= What the exercise asks =
Exact repetition is required: output every record in full.

Collected data entries:
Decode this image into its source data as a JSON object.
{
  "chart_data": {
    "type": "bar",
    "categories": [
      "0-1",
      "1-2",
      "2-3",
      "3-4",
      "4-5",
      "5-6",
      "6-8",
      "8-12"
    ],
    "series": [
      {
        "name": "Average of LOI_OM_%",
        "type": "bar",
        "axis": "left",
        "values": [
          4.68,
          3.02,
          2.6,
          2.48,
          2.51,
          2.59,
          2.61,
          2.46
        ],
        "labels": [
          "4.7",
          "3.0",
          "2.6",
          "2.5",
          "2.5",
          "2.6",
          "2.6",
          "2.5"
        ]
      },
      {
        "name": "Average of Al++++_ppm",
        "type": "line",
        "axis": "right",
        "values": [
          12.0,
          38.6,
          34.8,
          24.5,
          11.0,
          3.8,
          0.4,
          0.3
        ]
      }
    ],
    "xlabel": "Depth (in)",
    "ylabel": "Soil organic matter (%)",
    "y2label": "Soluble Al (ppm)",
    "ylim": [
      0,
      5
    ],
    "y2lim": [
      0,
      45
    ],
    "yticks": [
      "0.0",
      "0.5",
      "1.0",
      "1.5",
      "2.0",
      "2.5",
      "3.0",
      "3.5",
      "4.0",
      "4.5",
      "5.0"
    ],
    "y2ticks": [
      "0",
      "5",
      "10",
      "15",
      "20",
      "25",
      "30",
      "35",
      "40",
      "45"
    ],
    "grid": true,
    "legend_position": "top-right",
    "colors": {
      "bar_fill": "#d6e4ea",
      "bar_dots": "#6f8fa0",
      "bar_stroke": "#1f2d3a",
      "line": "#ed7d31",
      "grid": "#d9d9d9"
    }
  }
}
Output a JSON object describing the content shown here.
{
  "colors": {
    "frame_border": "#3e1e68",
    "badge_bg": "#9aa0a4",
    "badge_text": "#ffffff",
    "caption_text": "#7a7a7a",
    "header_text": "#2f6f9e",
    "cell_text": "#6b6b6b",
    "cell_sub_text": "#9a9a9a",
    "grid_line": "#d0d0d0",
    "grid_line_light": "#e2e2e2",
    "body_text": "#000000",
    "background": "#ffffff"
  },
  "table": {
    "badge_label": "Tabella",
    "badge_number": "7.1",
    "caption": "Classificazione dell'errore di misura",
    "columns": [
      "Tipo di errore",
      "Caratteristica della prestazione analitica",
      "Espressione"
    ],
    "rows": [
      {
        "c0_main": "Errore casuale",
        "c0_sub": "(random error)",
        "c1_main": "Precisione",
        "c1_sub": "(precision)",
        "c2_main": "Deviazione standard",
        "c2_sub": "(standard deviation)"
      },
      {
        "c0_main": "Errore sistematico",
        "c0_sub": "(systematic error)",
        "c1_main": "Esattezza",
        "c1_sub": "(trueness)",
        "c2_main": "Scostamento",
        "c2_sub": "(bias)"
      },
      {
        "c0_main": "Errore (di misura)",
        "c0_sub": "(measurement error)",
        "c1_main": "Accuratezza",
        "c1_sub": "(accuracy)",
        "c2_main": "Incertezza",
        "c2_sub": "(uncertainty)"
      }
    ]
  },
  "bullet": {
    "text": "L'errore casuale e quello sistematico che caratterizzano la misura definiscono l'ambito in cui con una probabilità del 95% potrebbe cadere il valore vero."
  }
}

= Answer to this task =
Decode this image into its source data as a JSON object.
{
  "chart_data": {
    "type": "bar",
    "categories": [
      "0-1",
      "1-2",
      "2-3",
      "3-4",
      "4-5",
      "5-6",
      "6-8",
      "8-12"
    ],
    "series": [
      {
        "name": "Average of LOI_OM_%",
        "type": "bar",
        "axis": "left",
        "values": [
          4.68,
          3.02,
          2.6,
          2.48,
          2.51,
          2.59,
          2.61,
          2.46
        ],
        "labels": [
          "4.7",
          "3.0",
          "2.6",
          "2.5",
          "2.5",
          "2.6",
          "2.6",
          "2.5"
        ]
      },
      {
        "name": "Average of Al++++_ppm",
        "type": "line",
        "axis": "right",
        "values": [
          12.0,
          38.6,
          34.8,
          24.5,
          11.0,
          3.8,
          0.4,
          0.3
        ]
      }
    ],
    "xlabel": "Depth (in)",
    "ylabel": "Soil organic matter (%)",
    "y2label": "Soluble Al (ppm)",
    "ylim": [
      0,
      5
    ],
    "y2lim": [
      0,
      45
    ],
    "yticks": [
      "0.0",
      "0.5",
      "1.0",
      "1.5",
      "2.0",
      "2.5",
      "3.0",
      "3.5",
      "4.0",
      "4.5",
      "5.0"
    ],
    "y2ticks": [
      "0",
      "5",
      "10",
      "15",
      "20",
      "25",
      "30",
      "35",
      "40",
      "45"
    ],
    "grid": true,
    "legend_position": "top-right",
    "colors": {
      "bar_fill": "#d6e4ea",
      "bar_dots": "#6f8fa0",
      "bar_stroke": "#1f2d3a",
      "line": "#ed7d31",
      "grid": "#d9d9d9"
    }
  }
}
Output a JSON object describing the content shown here.
{
  "colors": {
    "frame_border": "#3e1e68",
    "badge_bg": "#9aa0a4",
    "badge_text": "#ffffff",
    "caption_text": "#7a7a7a",
    "header_text": "#2f6f9e",
    "cell_text": "#6b6b6b",
    "cell_sub_text": "#9a9a9a",
    "grid_line": "#d0d0d0",
    "grid_line_light": "#e2e2e2",
    "body_text": "#000000",
    "background": "#ffffff"
  },
  "table": {
    "badge_label": "Tabella",
    "badge_number": "7.1",
    "caption": "Classificazione dell'errore di misura",
    "columns": [
      "Tipo di errore",
      "Caratteristica della prestazione analitica",
      "Espressione"
    ],
    "rows": [
      {
        "c0_main": "Errore casuale",
        "c0_sub": "(random error)",
        "c1_main": "Precisione",
        "c1_sub": "(precision)",
        "c2_main": "Deviazione standard",
        "c2_sub": "(standard deviation)"
      },
      {
        "c0_main": "Errore sistematico",
        "c0_sub": "(systematic error)",
        "c1_main": "Esattezza",
        "c1_sub": "(trueness)",
        "c2_main": "Scostamento",
        "c2_sub": "(bias)"
      },
      {
        "c0_main": "Errore (di misura)",
        "c0_sub": "(measurement error)",
        "c1_main": "Accuratezza",
        "c1_sub": "(accuracy)",
        "c2_main": "Incertezza",
        "c2_sub": "(uncertainty)"
      }
    ]
  },
  "bullet": {
    "text": "L'errore casuale e quello sistematico che caratterizzano la misura definiscono l'ambito in cui con una probabilità del 95% potrebbe cadere il valore vero."
  }
}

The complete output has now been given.